- _Work to be completed_:
Do not include the pictures; repeat the rest of the data exactly.

Source records:
----------

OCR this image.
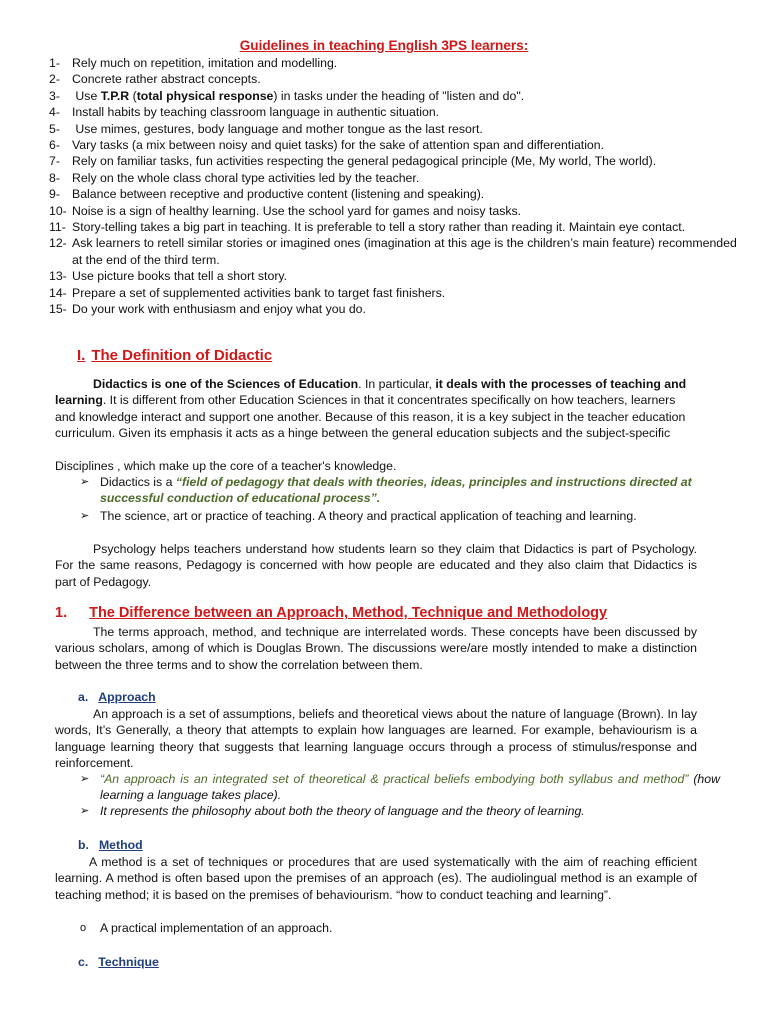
Guidelines in teaching English 3PS learners:
1- Rely much on repetition, imitation and modelling.
2- Concrete rather abstract concepts.
3- Use T.P.R (total physical response) in tasks under the heading of "listen and do".
4- Install habits by teaching classroom language in authentic situation.
5- Use mimes, gestures, body language and mother tongue as the last resort.
6- Vary tasks (a mix between noisy and quiet tasks) for the sake of attention span and differentiation.
7- Rely on familiar tasks, fun activities respecting the general pedagogical principle (Me, My world, The world).
8- Rely on the whole class choral type activities led by the teacher.
9- Balance between receptive and productive content (listening and speaking).
10- Noise is a sign of healthy learning. Use the school yard for games and noisy tasks.
11- Story-telling takes a big part in teaching. It is preferable to tell a story rather than reading it. Maintain eye contact.
12- Ask learners to retell similar stories or imagined ones (imagination at this age is the children’s main feature) recommended at the end of the third term.
13- Use picture books that tell a short story.
14- Prepare a set of supplemented activities bank to target fast finishers.
15- Do your work with enthusiasm and enjoy what you do.
I. The Definition of Didactic

Didactics is one of the Sciences of Education. In particular, it deals with the processes of teaching and learning. It is different from other Education Sciences in that it concentrates specifically on how teachers, learners and knowledge interact and support one another. Because of this reason, it is a key subject in the teacher education curriculum. Given its emphasis it acts as a hinge between the general education subjects and the subject-specific

Disciplines , which make up the core of a teacher's knowledge.

➢ Didactics is a “field of pedagogy that deals with theories, ideas, principles and instructions directed at successful conduction of educational process”.

➢ The science, art or practice of teaching. A theory and practical application of teaching and learning.

Psychology helps teachers understand how students learn so they claim that Didactics is part of Psychology. For the same reasons, Pedagogy is concerned with how people are educated and they also claim that Didactics is part of Pedagogy.

1. The Difference between an Approach, Method, Technique and Methodology

The terms approach, method, and technique are interrelated words. These concepts have been discussed by various scholars, among of which is Douglas Brown. The discussions were/are mostly intended to make a distinction between the three terms and to show the correlation between them.

a. Approach

An approach is a set of assumptions, beliefs and theoretical views about the nature of language (Brown). In lay words, It’s Generally, a theory that attempts to explain how languages are learned. For example, behaviourism is a language learning theory that suggests that learning language occurs through a process of stimulus/response and reinforcement.

➢ “An approach is an integrated set of theoretical & practical beliefs embodying both syllabus and method” (how learning a language takes place).

➢ It represents the philosophy about both the theory of language and the theory of learning.

b. Method

A method is a set of techniques or procedures that are used systematically with the aim of reaching efficient learning. A method is often based upon the premises of an approach (es). The audiolingual method is an example of teaching method; it is based on the premises of behaviourism. “how to conduct teaching and learning”.

o A practical implementation of an approach.

c. Technique
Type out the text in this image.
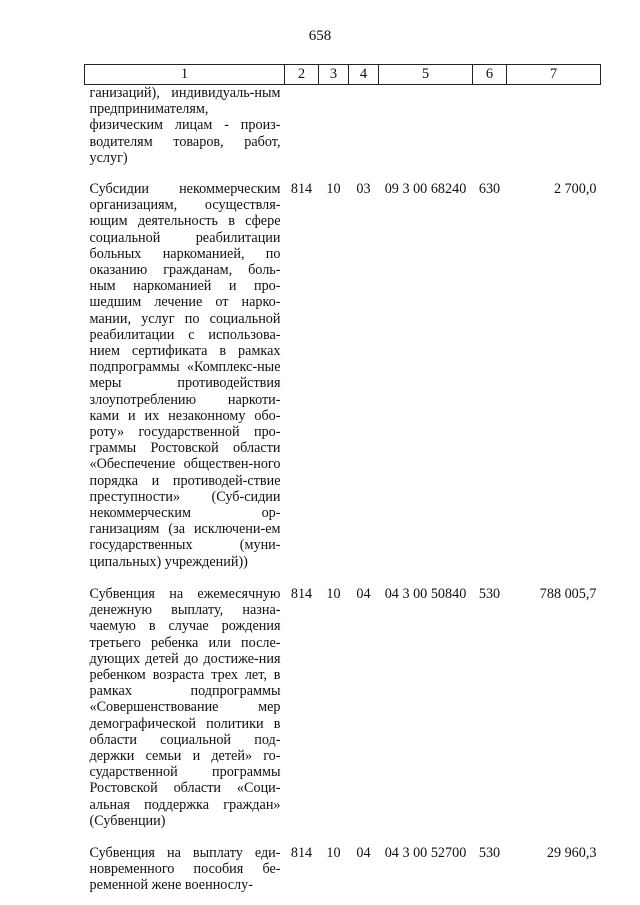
658
1	2	3	4	5	6	7
ганизаций), индивидуаль-ным предпринимателям, физическим лицам - произ-водителям товаров, работ, услуг)						
Субсидии некоммерческим организациям, осуществля-ющим деятельность в сфере социальной реабилитации больных наркоманией, по оказанию гражданам, боль-ным наркоманией и про-шедшим лечение от нарко-мании, услуг по социальной реабилитации с использова-нием сертификата в рамках подпрограммы «Комплекс-ные меры противодействия злоупотреблению наркоти-ками и их незаконному обо-роту» государственной про-граммы Ростовской области «Обеспечение обществен-ного порядка и противодей-ствие преступности» (Суб-сидии некоммерческим ор-ганизациям (за исключени-ем государственных (муни-ципальных) учреждений))	814	10	03	09 3 00 68240	630	2 700,0
Субвенция на ежемесячную денежную выплату, назна-чаемую в случае рождения третьего ребенка или после-дующих детей до достиже-ния ребенком возраста трех лет, в рамках подпрограммы «Совершенствование мер демографической политики в области социальной под-держки семьи и детей» го-сударственной программы Ростовской области «Соци-альная поддержка граждан» (Субвенции)	814	10	04	04 3 00 50840	530	788 005,7
Субвенция на выплату еди-новременного пособия бе-ременной жене военнослу-	814	10	04	04 3 00 52700	530	29 960,3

----------

- _Full answer_:
OCR this image.
Guidelines in teaching English 3PS learners:
1- Rely much on repetition, imitation and modelling.
2- Concrete rather abstract concepts.
3- Use T.P.R (total physical response) in tasks under the heading of "listen and do".
4- Install habits by teaching classroom language in authentic situation.
5- Use mimes, gestures, body language and mother tongue as the last resort.
6- Vary tasks (a mix between noisy and quiet tasks) for the sake of attention span and differentiation.
7- Rely on familiar tasks, fun activities respecting the general pedagogical principle (Me, My world, The world).
8- Rely on the whole class choral type activities led by the teacher.
9- Balance between receptive and productive content (listening and speaking).
10- Noise is a sign of healthy learning. Use the school yard for games and noisy tasks.
11- Story-telling takes a big part in teaching. It is preferable to tell a story rather than reading it. Maintain eye contact.
12- Ask learners to retell similar stories or imagined ones (imagination at this age is the children’s main feature) recommended at the end of the third term.
13- Use picture books that tell a short story.
14- Prepare a set of supplemented activities bank to target fast finishers.
15- Do your work with enthusiasm and enjoy what you do.
I. The Definition of Didactic

Didactics is one of the Sciences of Education. In particular, it deals with the processes of teaching and learning. It is different from other Education Sciences in that it concentrates specifically on how teachers, learners and knowledge interact and support one another. Because of this reason, it is a key subject in the teacher education curriculum. Given its emphasis it acts as a hinge between the general education subjects and the subject-specific

Disciplines , which make up the core of a teacher's knowledge.

➢ Didactics is a “field of pedagogy that deals with theories, ideas, principles and instructions directed at successful conduction of educational process”.

➢ The science, art or practice of teaching. A theory and practical application of teaching and learning.

Psychology helps teachers understand how students learn so they claim that Didactics is part of Psychology. For the same reasons, Pedagogy is concerned with how people are educated and they also claim that Didactics is part of Pedagogy.

1. The Difference between an Approach, Method, Technique and Methodology

The terms approach, method, and technique are interrelated words. These concepts have been discussed by various scholars, among of which is Douglas Brown. The discussions were/are mostly intended to make a distinction between the three terms and to show the correlation between them.

a. Approach

An approach is a set of assumptions, beliefs and theoretical views about the nature of language (Brown). In lay words, It’s Generally, a theory that attempts to explain how languages are learned. For example, behaviourism is a language learning theory that suggests that learning language occurs through a process of stimulus/response and reinforcement.

➢ “An approach is an integrated set of theoretical & practical beliefs embodying both syllabus and method” (how learning a language takes place).

➢ It represents the philosophy about both the theory of language and the theory of learning.

b. Method

A method is a set of techniques or procedures that are used systematically with the aim of reaching efficient learning. A method is often based upon the premises of an approach (es). The audiolingual method is an example of teaching method; it is based on the premises of behaviourism. “how to conduct teaching and learning”.

o A practical implementation of an approach.

c. Technique
Type out the text in this image.
658
1	2	3	4	5	6	7
ганизаций), индивидуаль-ным предпринимателям, физическим лицам - произ-водителям товаров, работ, услуг)						
Субсидии некоммерческим организациям, осуществля-ющим деятельность в сфере социальной реабилитации больных наркоманией, по оказанию гражданам, боль-ным наркоманией и про-шедшим лечение от нарко-мании, услуг по социальной реабилитации с использова-нием сертификата в рамках подпрограммы «Комплекс-ные меры противодействия злоупотреблению наркоти-ками и их незаконному обо-роту» государственной про-граммы Ростовской области «Обеспечение обществен-ного порядка и противодей-ствие преступности» (Суб-сидии некоммерческим ор-ганизациям (за исключени-ем государственных (муни-ципальных) учреждений))	814	10	03	09 3 00 68240	630	2 700,0
Субвенция на ежемесячную денежную выплату, назна-чаемую в случае рождения третьего ребенка или после-дующих детей до достиже-ния ребенком возраста трех лет, в рамках подпрограммы «Совершенствование мер демографической политики в области социальной под-держки семьи и детей» го-сударственной программы Ростовской области «Соци-альная поддержка граждан» (Субвенции)	814	10	04	04 3 00 50840	530	788 005,7
Субвенция на выплату еди-новременного пособия бе-ременной жене военнослу-	814	10	04	04 3 00 52700	530	29 960,3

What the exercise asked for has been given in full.